_Provided material_:

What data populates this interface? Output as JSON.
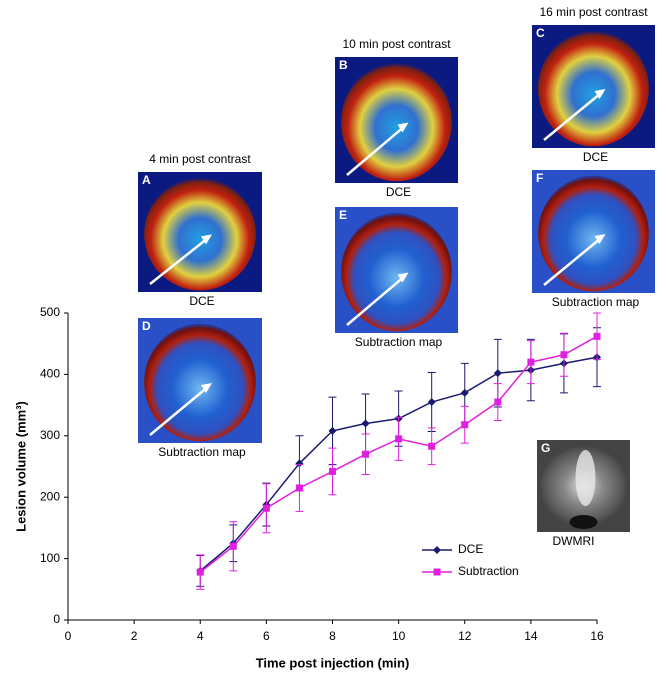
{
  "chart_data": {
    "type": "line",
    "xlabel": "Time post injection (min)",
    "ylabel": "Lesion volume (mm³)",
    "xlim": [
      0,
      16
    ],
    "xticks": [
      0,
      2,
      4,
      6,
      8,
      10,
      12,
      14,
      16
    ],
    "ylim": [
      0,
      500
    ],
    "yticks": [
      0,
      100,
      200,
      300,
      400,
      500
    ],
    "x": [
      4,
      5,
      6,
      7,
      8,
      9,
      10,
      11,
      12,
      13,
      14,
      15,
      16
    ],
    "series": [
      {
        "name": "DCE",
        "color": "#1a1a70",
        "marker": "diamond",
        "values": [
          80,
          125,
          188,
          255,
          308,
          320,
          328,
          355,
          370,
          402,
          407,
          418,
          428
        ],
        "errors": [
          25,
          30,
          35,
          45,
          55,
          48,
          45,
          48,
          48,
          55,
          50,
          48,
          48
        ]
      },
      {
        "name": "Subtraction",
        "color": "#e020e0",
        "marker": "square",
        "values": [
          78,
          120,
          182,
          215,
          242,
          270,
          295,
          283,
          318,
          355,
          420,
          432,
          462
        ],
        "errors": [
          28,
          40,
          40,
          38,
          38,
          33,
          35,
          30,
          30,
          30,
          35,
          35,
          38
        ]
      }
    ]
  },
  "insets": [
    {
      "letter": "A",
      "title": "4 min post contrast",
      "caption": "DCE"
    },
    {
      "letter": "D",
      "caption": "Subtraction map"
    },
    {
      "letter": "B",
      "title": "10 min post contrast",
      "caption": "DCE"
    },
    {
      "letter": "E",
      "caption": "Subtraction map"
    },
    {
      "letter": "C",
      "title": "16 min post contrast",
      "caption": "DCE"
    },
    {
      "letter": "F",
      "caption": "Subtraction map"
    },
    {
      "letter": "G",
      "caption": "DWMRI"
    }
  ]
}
---
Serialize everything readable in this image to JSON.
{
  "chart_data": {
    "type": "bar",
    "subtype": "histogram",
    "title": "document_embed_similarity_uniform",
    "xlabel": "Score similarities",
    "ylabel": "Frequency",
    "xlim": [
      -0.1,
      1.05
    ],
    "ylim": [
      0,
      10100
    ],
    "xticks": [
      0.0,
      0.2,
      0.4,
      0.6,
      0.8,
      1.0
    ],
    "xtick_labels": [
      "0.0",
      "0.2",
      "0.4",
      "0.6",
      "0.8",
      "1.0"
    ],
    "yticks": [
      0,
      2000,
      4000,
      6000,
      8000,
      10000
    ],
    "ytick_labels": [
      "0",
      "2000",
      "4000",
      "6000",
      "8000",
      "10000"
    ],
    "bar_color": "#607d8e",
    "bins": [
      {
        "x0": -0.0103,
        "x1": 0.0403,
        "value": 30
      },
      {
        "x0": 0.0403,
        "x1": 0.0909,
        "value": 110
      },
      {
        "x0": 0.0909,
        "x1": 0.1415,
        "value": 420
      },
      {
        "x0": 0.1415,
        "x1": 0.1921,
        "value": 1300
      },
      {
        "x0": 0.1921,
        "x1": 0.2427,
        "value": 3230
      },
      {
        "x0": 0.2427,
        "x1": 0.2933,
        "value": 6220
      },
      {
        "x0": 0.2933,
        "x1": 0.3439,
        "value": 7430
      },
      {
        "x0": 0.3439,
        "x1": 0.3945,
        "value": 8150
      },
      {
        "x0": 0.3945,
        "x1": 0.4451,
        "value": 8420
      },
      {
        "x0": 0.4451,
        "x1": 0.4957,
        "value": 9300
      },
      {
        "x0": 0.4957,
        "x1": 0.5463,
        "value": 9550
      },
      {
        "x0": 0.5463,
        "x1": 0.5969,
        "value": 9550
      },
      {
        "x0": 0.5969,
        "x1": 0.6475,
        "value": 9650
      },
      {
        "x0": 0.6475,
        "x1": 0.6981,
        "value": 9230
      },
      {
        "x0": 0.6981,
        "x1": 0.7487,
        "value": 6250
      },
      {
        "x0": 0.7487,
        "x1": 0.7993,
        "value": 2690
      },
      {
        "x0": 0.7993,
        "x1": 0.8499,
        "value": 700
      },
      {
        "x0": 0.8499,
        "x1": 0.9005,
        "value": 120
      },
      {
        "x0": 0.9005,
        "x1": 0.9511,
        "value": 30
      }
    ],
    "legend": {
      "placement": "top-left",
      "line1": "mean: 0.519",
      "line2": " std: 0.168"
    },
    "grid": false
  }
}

_Work to be completed_: Each line that holds the string "this" counts once; give the total and nothing else.

_Output of the task_: 2